*Your goal:*
Copy out the entries exactly, from the first line to the last.

···

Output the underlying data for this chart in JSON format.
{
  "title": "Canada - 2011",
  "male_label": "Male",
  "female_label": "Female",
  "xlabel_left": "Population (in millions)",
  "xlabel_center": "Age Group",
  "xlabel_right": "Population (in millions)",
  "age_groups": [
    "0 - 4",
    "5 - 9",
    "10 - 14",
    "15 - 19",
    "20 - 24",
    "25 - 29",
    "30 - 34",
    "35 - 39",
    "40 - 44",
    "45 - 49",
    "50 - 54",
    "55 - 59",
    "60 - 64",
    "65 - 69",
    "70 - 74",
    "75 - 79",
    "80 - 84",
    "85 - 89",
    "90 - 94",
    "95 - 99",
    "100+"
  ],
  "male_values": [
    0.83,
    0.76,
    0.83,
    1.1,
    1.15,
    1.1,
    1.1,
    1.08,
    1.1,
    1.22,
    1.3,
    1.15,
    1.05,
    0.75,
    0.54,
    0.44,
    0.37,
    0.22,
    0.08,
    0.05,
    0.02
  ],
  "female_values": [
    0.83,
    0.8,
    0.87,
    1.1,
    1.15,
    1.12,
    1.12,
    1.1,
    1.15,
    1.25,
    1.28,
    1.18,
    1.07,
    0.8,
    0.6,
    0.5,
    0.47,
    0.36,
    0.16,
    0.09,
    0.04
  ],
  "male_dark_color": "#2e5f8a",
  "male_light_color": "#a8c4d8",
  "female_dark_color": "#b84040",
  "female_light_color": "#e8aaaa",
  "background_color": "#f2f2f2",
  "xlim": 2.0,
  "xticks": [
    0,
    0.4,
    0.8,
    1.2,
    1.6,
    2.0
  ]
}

···

*Right answer:*
Output the underlying data for this chart in JSON format.
{
  "title": "Canada - 2011",
  "male_label": "Male",
  "female_label": "Female",
  "xlabel_left": "Population (in millions)",
  "xlabel_center": "Age Group",
  "xlabel_right": "Population (in millions)",
  "age_groups": [
    "0 - 4",
    "5 - 9",
    "10 - 14",
    "15 - 19",
    "20 - 24",
    "25 - 29",
    "30 - 34",
    "35 - 39",
    "40 - 44",
    "45 - 49",
    "50 - 54",
    "55 - 59",
    "60 - 64",
    "65 - 69",
    "70 - 74",
    "75 - 79",
    "80 - 84",
    "85 - 89",
    "90 - 94",
    "95 - 99",
    "100+"
  ],
  "male_values": [
    0.83,
    0.76,
    0.83,
    1.1,
    1.15,
    1.1,
    1.1,
    1.08,
    1.1,
    1.22,
    1.3,
    1.15,
    1.05,
    0.75,
    0.54,
    0.44,
    0.37,
    0.22,
    0.08,
    0.05,
    0.02
  ],
  "female_values": [
    0.83,
    0.8,
    0.87,
    1.1,
    1.15,
    1.12,
    1.12,
    1.1,
    1.15,
    1.25,
    1.28,
    1.18,
    1.07,
    0.8,
    0.6,
    0.5,
    0.47,
    0.36,
    0.16,
    0.09,
    0.04
  ],
  "male_dark_color": "#2e5f8a",
  "male_light_color": "#a8c4d8",
  "female_dark_color": "#b84040",
  "female_light_color": "#e8aaaa",
  "background_color": "#f2f2f2",
  "xlim": 2.0,
  "xticks": [
    0,
    0.4,
    0.8,
    1.2,
    1.6,
    2.0
  ]
}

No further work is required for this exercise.